Begin Information supplied

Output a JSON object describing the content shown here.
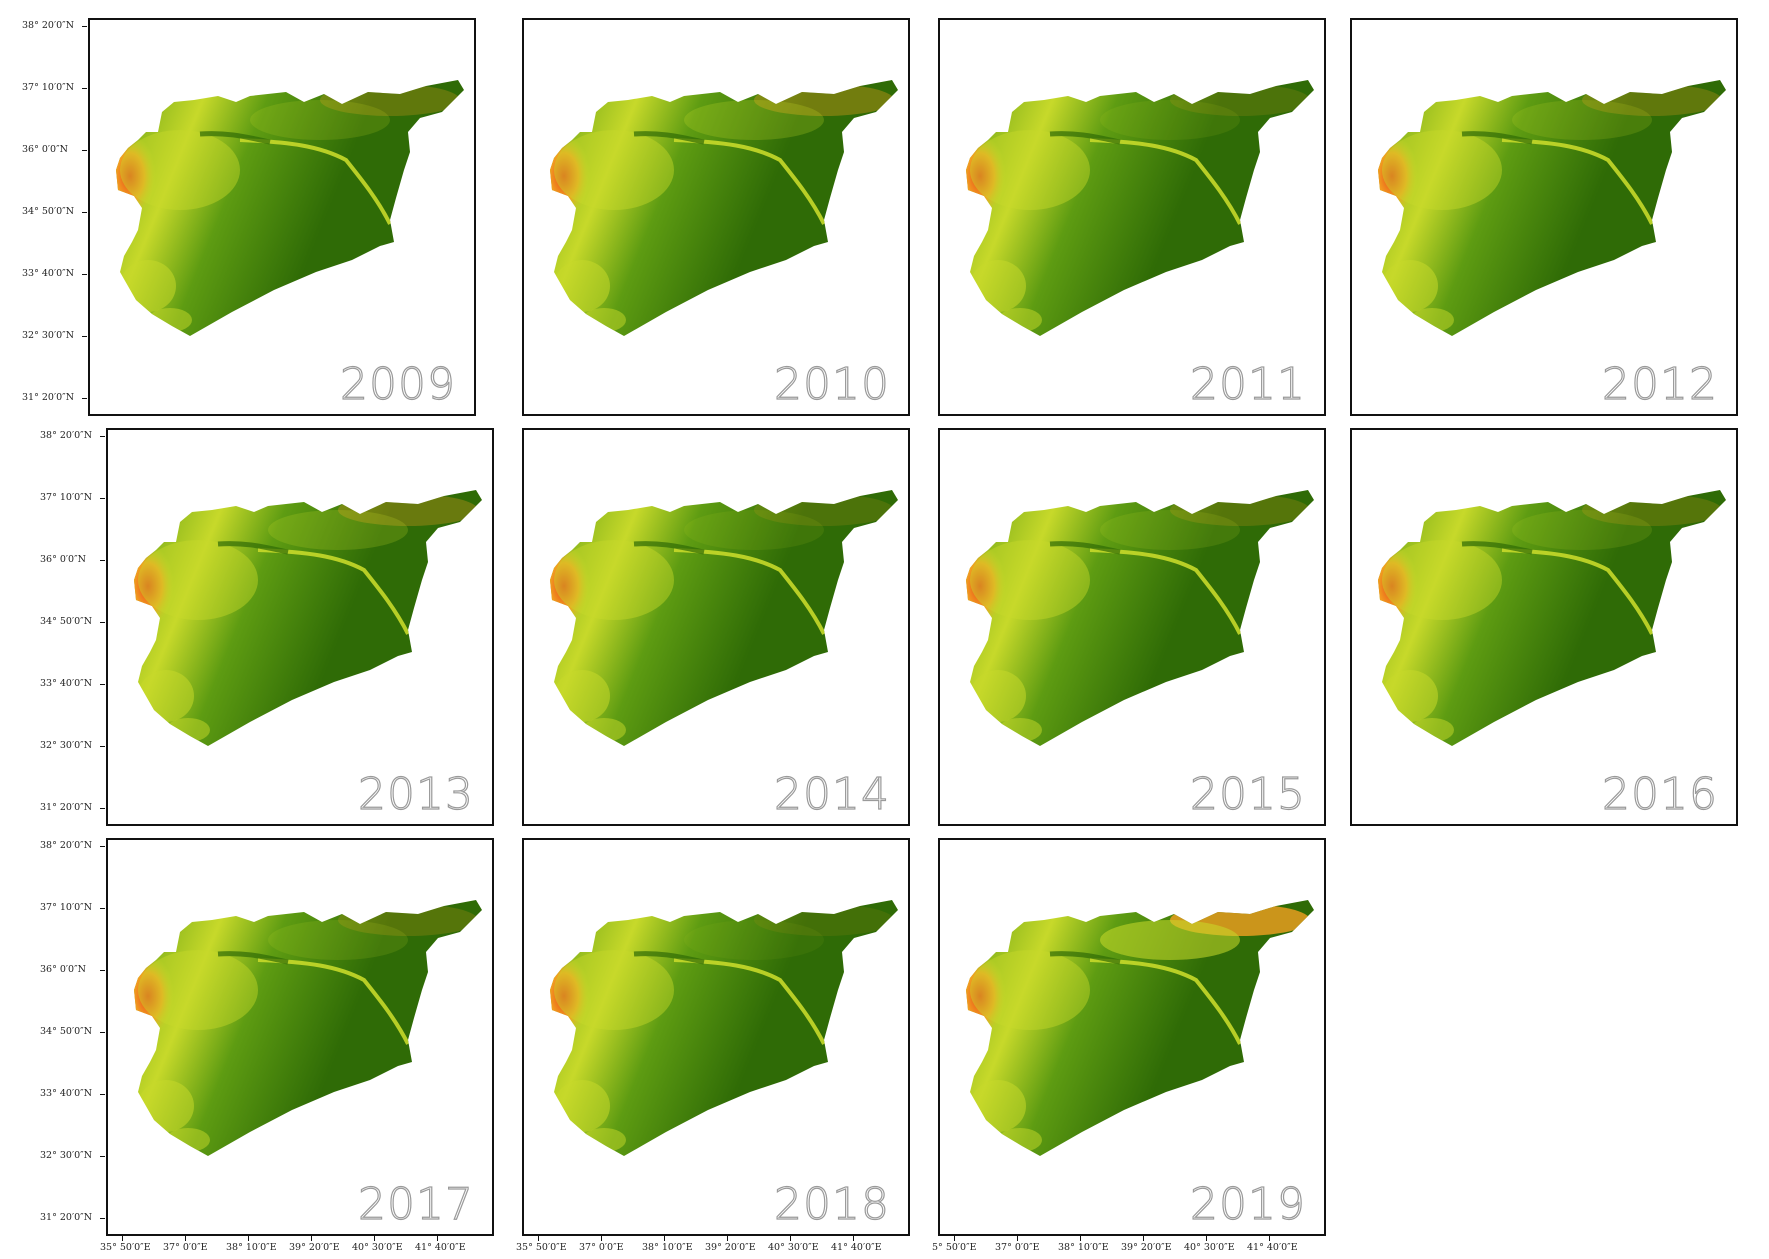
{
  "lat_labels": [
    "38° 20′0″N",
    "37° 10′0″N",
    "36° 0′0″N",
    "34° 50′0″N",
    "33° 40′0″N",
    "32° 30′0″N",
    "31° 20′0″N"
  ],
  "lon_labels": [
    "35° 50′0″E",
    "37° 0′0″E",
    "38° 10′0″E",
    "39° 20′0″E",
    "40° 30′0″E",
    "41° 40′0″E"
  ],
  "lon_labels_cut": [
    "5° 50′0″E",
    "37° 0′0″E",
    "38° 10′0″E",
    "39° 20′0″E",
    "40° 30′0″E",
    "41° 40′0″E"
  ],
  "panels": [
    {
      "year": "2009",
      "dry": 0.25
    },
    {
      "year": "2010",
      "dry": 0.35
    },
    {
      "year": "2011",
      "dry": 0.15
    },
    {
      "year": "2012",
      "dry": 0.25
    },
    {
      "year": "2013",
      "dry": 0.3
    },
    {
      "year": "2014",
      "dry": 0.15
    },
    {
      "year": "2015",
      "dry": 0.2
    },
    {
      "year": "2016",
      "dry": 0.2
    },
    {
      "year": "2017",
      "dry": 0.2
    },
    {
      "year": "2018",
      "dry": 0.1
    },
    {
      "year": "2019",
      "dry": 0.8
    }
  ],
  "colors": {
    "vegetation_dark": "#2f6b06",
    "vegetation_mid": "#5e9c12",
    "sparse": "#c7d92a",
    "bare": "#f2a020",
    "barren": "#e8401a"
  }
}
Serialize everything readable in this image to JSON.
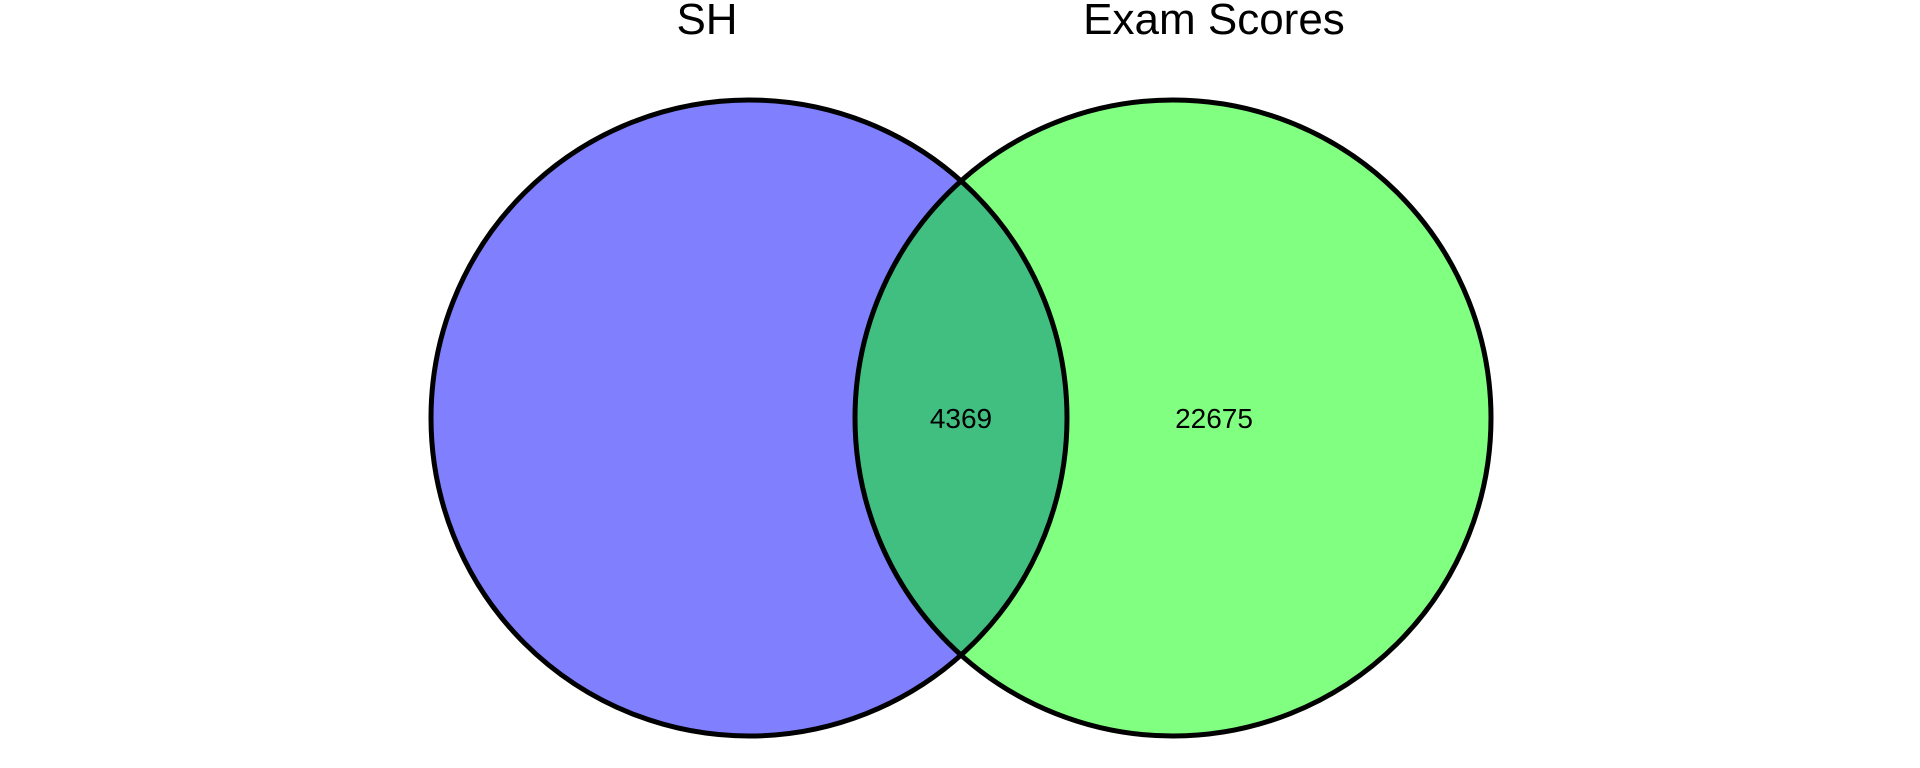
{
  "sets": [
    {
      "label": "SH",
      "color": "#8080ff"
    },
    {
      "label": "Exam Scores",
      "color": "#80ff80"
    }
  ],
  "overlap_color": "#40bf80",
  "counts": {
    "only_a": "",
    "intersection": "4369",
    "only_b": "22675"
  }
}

End Information supplied

Prompt » Take the line containing "Serialize everything readable" as the first line and the last line of the data above as the final one, and output exactly the lines between them, inclusive, with no pictures.

Complete response »
Serialize everything readable in this image to JSON.
{
  "sets": [
    {
      "label": "SH",
      "color": "#8080ff"
    },
    {
      "label": "Exam Scores",
      "color": "#80ff80"
    }
  ],
  "overlap_color": "#40bf80",
  "counts": {
    "only_a": "",
    "intersection": "4369",
    "only_b": "22675"
  }
}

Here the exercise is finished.